# START OF SOURCE RECORDS

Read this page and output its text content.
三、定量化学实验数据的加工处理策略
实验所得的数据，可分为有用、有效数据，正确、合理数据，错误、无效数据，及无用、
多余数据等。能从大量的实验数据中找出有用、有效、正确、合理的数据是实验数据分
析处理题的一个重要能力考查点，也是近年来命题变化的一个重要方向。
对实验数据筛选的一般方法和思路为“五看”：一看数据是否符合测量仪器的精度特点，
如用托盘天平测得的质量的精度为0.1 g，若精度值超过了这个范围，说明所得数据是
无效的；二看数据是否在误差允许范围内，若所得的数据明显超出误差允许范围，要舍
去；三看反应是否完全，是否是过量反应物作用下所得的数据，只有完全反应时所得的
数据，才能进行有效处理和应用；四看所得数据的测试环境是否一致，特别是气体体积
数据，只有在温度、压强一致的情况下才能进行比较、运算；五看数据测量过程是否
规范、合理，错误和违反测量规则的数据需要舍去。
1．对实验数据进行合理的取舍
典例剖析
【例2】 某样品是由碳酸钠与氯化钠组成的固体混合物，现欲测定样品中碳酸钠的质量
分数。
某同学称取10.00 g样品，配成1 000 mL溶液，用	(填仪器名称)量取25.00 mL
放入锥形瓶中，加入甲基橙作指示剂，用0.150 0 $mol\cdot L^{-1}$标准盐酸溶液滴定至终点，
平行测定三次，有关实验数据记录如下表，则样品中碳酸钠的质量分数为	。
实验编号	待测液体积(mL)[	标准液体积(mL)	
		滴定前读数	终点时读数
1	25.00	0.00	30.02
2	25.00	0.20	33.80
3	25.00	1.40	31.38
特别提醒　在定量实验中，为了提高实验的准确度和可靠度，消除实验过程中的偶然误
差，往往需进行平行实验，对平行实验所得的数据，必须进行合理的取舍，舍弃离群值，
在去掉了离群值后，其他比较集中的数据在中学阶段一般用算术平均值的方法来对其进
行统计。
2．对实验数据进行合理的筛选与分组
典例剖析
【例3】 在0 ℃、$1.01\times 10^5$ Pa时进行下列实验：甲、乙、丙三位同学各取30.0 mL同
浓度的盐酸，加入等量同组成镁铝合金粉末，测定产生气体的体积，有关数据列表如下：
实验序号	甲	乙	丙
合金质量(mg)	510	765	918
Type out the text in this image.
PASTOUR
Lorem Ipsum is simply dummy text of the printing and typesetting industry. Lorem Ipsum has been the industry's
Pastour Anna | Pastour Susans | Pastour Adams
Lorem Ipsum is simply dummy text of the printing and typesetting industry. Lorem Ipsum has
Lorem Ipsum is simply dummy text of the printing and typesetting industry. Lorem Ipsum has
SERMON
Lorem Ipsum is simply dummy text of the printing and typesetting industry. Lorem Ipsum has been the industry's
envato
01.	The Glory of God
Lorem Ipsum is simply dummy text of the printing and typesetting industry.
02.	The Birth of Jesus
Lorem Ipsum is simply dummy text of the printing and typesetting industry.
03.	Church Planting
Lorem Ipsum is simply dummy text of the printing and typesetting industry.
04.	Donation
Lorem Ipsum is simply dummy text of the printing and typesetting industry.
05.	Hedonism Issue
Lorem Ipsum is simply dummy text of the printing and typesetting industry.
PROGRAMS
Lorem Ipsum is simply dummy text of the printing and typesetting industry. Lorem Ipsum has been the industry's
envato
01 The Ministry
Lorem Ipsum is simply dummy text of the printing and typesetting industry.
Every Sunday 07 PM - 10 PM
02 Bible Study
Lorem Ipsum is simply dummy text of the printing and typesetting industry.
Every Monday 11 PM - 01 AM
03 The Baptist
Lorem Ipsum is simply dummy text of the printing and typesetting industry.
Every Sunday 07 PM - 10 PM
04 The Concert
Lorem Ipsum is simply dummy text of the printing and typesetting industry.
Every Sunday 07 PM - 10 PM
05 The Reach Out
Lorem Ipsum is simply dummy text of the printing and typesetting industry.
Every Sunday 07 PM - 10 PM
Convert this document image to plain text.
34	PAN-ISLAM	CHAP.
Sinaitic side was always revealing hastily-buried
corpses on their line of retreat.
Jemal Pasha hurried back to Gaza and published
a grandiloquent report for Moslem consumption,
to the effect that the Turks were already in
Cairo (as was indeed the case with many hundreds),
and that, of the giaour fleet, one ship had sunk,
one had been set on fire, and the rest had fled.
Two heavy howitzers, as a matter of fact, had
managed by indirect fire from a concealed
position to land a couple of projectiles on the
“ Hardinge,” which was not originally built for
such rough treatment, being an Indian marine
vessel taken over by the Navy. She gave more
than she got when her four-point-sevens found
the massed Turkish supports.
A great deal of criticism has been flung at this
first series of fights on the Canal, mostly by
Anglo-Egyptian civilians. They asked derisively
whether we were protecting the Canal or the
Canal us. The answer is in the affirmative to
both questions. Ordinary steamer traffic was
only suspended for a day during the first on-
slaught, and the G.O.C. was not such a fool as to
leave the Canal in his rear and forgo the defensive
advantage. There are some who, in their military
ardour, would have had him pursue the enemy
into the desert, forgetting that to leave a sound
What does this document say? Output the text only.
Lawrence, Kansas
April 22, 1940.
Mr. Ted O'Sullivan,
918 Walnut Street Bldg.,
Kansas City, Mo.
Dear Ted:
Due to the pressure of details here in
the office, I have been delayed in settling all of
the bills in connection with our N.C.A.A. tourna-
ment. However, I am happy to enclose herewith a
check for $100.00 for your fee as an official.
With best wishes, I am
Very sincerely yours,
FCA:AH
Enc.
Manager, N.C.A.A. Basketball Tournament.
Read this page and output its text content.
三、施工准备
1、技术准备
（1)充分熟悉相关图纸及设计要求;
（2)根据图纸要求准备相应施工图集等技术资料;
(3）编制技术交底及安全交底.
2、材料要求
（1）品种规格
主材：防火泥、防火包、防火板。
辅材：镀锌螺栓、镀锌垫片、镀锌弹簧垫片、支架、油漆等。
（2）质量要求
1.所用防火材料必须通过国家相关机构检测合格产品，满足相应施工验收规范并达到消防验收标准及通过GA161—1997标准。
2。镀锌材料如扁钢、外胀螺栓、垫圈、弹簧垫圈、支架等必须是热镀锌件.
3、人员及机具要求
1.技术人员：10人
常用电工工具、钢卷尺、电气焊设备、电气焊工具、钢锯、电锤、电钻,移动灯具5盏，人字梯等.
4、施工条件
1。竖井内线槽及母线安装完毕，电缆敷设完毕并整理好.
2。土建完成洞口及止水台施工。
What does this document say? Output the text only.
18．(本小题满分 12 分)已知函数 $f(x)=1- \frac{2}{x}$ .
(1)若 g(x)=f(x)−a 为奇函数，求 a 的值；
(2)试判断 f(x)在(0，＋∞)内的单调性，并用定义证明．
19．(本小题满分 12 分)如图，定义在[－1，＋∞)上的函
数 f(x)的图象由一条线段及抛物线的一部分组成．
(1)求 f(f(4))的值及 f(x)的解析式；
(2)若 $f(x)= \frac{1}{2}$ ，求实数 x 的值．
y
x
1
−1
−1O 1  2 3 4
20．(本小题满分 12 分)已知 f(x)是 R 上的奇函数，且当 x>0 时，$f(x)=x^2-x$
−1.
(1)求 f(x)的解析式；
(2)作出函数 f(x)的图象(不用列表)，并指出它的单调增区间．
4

# END OF SOURCE RECORDS

GOAL: Transcribe every entry exactly.

RESPONSE TO THIS EXERCISE:
Read this page and output its text content.
三、定量化学实验数据的加工处理策略
实验所得的数据，可分为有用、有效数据，正确、合理数据，错误、无效数据，及无用、
多余数据等。能从大量的实验数据中找出有用、有效、正确、合理的数据是实验数据分
析处理题的一个重要能力考查点，也是近年来命题变化的一个重要方向。
对实验数据筛选的一般方法和思路为“五看”：一看数据是否符合测量仪器的精度特点，
如用托盘天平测得的质量的精度为0.1 g，若精度值超过了这个范围，说明所得数据是
无效的；二看数据是否在误差允许范围内，若所得的数据明显超出误差允许范围，要舍
去；三看反应是否完全，是否是过量反应物作用下所得的数据，只有完全反应时所得的
数据，才能进行有效处理和应用；四看所得数据的测试环境是否一致，特别是气体体积
数据，只有在温度、压强一致的情况下才能进行比较、运算；五看数据测量过程是否
规范、合理，错误和违反测量规则的数据需要舍去。
1．对实验数据进行合理的取舍
典例剖析
【例2】 某样品是由碳酸钠与氯化钠组成的固体混合物，现欲测定样品中碳酸钠的质量
分数。
某同学称取10.00 g样品，配成1 000 mL溶液，用	(填仪器名称)量取25.00 mL
放入锥形瓶中，加入甲基橙作指示剂，用0.150 0 $mol\cdot L^{-1}$标准盐酸溶液滴定至终点，
平行测定三次，有关实验数据记录如下表，则样品中碳酸钠的质量分数为	。
实验编号	待测液体积(mL)[	标准液体积(mL)	
		滴定前读数	终点时读数
1	25.00	0.00	30.02
2	25.00	0.20	33.80
3	25.00	1.40	31.38
特别提醒　在定量实验中，为了提高实验的准确度和可靠度，消除实验过程中的偶然误
差，往往需进行平行实验，对平行实验所得的数据，必须进行合理的取舍，舍弃离群值，
在去掉了离群值后，其他比较集中的数据在中学阶段一般用算术平均值的方法来对其进
行统计。
2．对实验数据进行合理的筛选与分组
典例剖析
【例3】 在0 ℃、$1.01\times 10^5$ Pa时进行下列实验：甲、乙、丙三位同学各取30.0 mL同
浓度的盐酸，加入等量同组成镁铝合金粉末，测定产生气体的体积，有关数据列表如下：
实验序号	甲	乙	丙
合金质量(mg)	510	765	918
Type out the text in this image.
PASTOUR
Lorem Ipsum is simply dummy text of the printing and typesetting industry. Lorem Ipsum has been the industry's
Pastour Anna | Pastour Susans | Pastour Adams
Lorem Ipsum is simply dummy text of the printing and typesetting industry. Lorem Ipsum has
Lorem Ipsum is simply dummy text of the printing and typesetting industry. Lorem Ipsum has
SERMON
Lorem Ipsum is simply dummy text of the printing and typesetting industry. Lorem Ipsum has been the industry's
envato
01.	The Glory of God
Lorem Ipsum is simply dummy text of the printing and typesetting industry.
02.	The Birth of Jesus
Lorem Ipsum is simply dummy text of the printing and typesetting industry.
03.	Church Planting
Lorem Ipsum is simply dummy text of the printing and typesetting industry.
04.	Donation
Lorem Ipsum is simply dummy text of the printing and typesetting industry.
05.	Hedonism Issue
Lorem Ipsum is simply dummy text of the printing and typesetting industry.
PROGRAMS
Lorem Ipsum is simply dummy text of the printing and typesetting industry. Lorem Ipsum has been the industry's
envato
01 The Ministry
Lorem Ipsum is simply dummy text of the printing and typesetting industry.
Every Sunday 07 PM - 10 PM
02 Bible Study
Lorem Ipsum is simply dummy text of the printing and typesetting industry.
Every Monday 11 PM - 01 AM
03 The Baptist
Lorem Ipsum is simply dummy text of the printing and typesetting industry.
Every Sunday 07 PM - 10 PM
04 The Concert
Lorem Ipsum is simply dummy text of the printing and typesetting industry.
Every Sunday 07 PM - 10 PM
05 The Reach Out
Lorem Ipsum is simply dummy text of the printing and typesetting industry.
Every Sunday 07 PM - 10 PM
Convert this document image to plain text.
34	PAN-ISLAM	CHAP.
Sinaitic side was always revealing hastily-buried
corpses on their line of retreat.
Jemal Pasha hurried back to Gaza and published
a grandiloquent report for Moslem consumption,
to the effect that the Turks were already in
Cairo (as was indeed the case with many hundreds),
and that, of the giaour fleet, one ship had sunk,
one had been set on fire, and the rest had fled.
Two heavy howitzers, as a matter of fact, had
managed by indirect fire from a concealed
position to land a couple of projectiles on the
“ Hardinge,” which was not originally built for
such rough treatment, being an Indian marine
vessel taken over by the Navy. She gave more
than she got when her four-point-sevens found
the massed Turkish supports.
A great deal of criticism has been flung at this
first series of fights on the Canal, mostly by
Anglo-Egyptian civilians. They asked derisively
whether we were protecting the Canal or the
Canal us. The answer is in the affirmative to
both questions. Ordinary steamer traffic was
only suspended for a day during the first on-
slaught, and the G.O.C. was not such a fool as to
leave the Canal in his rear and forgo the defensive
advantage. There are some who, in their military
ardour, would have had him pursue the enemy
into the desert, forgetting that to leave a sound
What does this document say? Output the text only.
Lawrence, Kansas
April 22, 1940.
Mr. Ted O'Sullivan,
918 Walnut Street Bldg.,
Kansas City, Mo.
Dear Ted:
Due to the pressure of details here in
the office, I have been delayed in settling all of
the bills in connection with our N.C.A.A. tourna-
ment. However, I am happy to enclose herewith a
check for $100.00 for your fee as an official.
With best wishes, I am
Very sincerely yours,
FCA:AH
Enc.
Manager, N.C.A.A. Basketball Tournament.
Read this page and output its text content.
三、施工准备
1、技术准备
（1)充分熟悉相关图纸及设计要求;
（2)根据图纸要求准备相应施工图集等技术资料;
(3）编制技术交底及安全交底.
2、材料要求
（1）品种规格
主材：防火泥、防火包、防火板。
辅材：镀锌螺栓、镀锌垫片、镀锌弹簧垫片、支架、油漆等。
（2）质量要求
1.所用防火材料必须通过国家相关机构检测合格产品，满足相应施工验收规范并达到消防验收标准及通过GA161—1997标准。
2。镀锌材料如扁钢、外胀螺栓、垫圈、弹簧垫圈、支架等必须是热镀锌件.
3、人员及机具要求
1.技术人员：10人
常用电工工具、钢卷尺、电气焊设备、电气焊工具、钢锯、电锤、电钻,移动灯具5盏，人字梯等.
4、施工条件
1。竖井内线槽及母线安装完毕，电缆敷设完毕并整理好.
2。土建完成洞口及止水台施工。
What does this document say? Output the text only.
18．(本小题满分 12 分)已知函数 $f(x)=1- \frac{2}{x}$ .
(1)若 g(x)=f(x)−a 为奇函数，求 a 的值；
(2)试判断 f(x)在(0，＋∞)内的单调性，并用定义证明．
19．(本小题满分 12 分)如图，定义在[－1，＋∞)上的函
数 f(x)的图象由一条线段及抛物线的一部分组成．
(1)求 f(f(4))的值及 f(x)的解析式；
(2)若 $f(x)= \frac{1}{2}$ ，求实数 x 的值．
y
x
1
−1
−1O 1  2 3 4
20．(本小题满分 12 分)已知 f(x)是 R 上的奇函数，且当 x>0 时，$f(x)=x^2-x$
−1.
(1)求 f(x)的解析式；
(2)作出函数 f(x)的图象(不用列表)，并指出它的单调增区间．
4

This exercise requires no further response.